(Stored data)
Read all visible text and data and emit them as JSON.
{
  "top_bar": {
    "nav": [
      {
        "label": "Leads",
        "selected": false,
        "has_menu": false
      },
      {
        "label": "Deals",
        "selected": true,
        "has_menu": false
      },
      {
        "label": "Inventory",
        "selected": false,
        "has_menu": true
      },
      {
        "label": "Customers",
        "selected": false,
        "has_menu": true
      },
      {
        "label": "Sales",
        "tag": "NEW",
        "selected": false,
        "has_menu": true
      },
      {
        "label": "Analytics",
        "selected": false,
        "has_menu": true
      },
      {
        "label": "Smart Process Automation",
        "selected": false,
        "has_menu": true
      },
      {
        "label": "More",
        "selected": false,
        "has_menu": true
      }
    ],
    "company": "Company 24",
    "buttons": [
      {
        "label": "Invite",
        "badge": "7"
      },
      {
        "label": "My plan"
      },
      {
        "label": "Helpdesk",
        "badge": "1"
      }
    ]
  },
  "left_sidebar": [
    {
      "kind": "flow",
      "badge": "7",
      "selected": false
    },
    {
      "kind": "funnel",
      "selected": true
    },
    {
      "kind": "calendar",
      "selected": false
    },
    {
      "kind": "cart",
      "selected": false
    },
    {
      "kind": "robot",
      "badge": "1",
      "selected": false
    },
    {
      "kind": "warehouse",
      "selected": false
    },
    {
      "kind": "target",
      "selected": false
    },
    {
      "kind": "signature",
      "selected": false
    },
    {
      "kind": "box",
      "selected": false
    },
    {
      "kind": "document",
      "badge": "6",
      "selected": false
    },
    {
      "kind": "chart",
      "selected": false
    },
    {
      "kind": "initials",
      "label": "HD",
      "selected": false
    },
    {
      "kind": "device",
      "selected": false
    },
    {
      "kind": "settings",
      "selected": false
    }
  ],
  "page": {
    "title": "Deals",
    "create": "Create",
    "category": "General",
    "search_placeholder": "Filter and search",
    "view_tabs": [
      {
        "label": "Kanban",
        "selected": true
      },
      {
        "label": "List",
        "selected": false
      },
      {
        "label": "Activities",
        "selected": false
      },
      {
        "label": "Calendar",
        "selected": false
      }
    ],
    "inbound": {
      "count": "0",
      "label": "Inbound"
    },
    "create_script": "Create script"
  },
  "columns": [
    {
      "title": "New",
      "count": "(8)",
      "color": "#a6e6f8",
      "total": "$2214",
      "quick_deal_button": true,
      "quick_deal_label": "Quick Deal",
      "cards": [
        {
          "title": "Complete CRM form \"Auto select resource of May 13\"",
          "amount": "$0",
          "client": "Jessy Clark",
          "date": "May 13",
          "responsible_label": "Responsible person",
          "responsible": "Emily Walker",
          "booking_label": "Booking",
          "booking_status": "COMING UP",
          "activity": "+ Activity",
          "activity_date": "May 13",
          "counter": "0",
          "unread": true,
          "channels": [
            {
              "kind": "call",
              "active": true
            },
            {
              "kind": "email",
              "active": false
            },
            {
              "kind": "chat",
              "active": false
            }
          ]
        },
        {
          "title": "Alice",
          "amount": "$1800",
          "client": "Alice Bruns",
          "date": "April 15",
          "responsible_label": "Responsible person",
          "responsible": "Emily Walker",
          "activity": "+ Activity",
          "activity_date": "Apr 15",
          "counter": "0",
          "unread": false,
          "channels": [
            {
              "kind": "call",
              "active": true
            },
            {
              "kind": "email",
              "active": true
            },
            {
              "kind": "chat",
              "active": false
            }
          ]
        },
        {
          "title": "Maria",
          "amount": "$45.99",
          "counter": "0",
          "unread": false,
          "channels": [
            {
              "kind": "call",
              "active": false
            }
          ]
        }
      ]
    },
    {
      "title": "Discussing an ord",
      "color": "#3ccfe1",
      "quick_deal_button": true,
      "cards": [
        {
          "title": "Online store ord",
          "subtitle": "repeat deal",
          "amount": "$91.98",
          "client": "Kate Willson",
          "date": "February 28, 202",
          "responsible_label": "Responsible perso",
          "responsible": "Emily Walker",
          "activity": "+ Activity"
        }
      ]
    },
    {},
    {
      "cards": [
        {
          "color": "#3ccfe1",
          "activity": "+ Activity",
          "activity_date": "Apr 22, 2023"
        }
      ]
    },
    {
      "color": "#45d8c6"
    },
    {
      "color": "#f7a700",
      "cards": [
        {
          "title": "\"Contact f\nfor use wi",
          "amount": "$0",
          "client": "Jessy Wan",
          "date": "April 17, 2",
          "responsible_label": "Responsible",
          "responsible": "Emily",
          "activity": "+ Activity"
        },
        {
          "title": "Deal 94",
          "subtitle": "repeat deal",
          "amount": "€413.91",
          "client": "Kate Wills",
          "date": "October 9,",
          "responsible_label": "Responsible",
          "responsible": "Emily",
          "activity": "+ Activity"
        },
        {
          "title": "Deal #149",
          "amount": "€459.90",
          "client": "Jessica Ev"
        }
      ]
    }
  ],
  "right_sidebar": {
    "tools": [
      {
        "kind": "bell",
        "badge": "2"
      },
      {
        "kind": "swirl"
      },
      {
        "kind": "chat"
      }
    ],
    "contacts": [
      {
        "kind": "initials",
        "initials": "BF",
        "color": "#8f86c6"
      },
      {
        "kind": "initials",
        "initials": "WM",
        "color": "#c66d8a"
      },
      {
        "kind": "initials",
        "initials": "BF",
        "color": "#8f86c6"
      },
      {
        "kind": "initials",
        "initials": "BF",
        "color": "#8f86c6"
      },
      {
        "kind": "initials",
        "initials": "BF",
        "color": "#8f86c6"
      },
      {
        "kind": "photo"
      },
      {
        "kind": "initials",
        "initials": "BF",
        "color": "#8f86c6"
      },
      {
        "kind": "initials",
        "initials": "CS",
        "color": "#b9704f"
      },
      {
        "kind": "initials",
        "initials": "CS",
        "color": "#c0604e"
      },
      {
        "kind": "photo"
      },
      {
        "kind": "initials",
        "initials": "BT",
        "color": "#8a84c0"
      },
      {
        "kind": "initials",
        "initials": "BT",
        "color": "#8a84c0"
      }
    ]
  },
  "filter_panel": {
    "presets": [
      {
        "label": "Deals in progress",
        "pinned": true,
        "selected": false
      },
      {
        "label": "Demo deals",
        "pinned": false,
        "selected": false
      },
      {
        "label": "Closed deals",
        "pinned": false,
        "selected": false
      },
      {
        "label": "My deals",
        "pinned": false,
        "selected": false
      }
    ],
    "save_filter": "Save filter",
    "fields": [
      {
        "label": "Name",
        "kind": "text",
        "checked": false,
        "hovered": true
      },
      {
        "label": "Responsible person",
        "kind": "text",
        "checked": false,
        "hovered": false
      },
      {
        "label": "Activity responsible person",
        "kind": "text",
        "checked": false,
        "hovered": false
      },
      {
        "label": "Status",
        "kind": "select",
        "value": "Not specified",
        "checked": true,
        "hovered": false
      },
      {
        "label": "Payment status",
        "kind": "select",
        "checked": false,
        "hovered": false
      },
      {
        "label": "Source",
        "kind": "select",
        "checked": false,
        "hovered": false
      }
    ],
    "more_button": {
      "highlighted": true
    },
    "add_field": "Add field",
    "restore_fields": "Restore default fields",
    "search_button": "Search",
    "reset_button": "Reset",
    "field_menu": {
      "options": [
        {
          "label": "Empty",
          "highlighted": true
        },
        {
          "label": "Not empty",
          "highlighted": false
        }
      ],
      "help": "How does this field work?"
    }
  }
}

TASK TO COMPLETE: Show the lines of the records that contain the word "highlighted".

COMPLETED TASK:
      "highlighted": true
          "highlighted": true
          "highlighted": false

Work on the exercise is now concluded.